### Aim of the task:
Write out the whole listing again, exactly.

• • • • •

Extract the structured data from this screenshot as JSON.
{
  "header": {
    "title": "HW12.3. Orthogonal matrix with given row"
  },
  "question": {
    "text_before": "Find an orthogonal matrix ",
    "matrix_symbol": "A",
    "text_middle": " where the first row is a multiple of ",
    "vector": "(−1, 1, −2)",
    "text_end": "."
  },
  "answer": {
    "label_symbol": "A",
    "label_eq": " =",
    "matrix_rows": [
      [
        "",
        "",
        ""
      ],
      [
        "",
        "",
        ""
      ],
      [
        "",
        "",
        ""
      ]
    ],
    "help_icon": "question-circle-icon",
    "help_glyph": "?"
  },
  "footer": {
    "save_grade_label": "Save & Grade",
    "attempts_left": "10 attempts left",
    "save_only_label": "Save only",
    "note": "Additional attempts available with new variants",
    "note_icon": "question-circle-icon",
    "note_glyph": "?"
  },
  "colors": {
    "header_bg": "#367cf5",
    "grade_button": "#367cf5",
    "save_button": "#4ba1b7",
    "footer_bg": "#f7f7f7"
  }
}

• • • • •

### Task response:
Extract the structured data from this screenshot as JSON.
{
  "header": {
    "title": "HW12.3. Orthogonal matrix with given row"
  },
  "question": {
    "text_before": "Find an orthogonal matrix ",
    "matrix_symbol": "A",
    "text_middle": " where the first row is a multiple of ",
    "vector": "(−1, 1, −2)",
    "text_end": "."
  },
  "answer": {
    "label_symbol": "A",
    "label_eq": " =",
    "matrix_rows": [
      [
        "",
        "",
        ""
      ],
      [
        "",
        "",
        ""
      ],
      [
        "",
        "",
        ""
      ]
    ],
    "help_icon": "question-circle-icon",
    "help_glyph": "?"
  },
  "footer": {
    "save_grade_label": "Save & Grade",
    "attempts_left": "10 attempts left",
    "save_only_label": "Save only",
    "note": "Additional attempts available with new variants",
    "note_icon": "question-circle-icon",
    "note_glyph": "?"
  },
  "colors": {
    "header_bg": "#367cf5",
    "grade_button": "#367cf5",
    "save_button": "#4ba1b7",
    "footer_bg": "#f7f7f7"
  }
}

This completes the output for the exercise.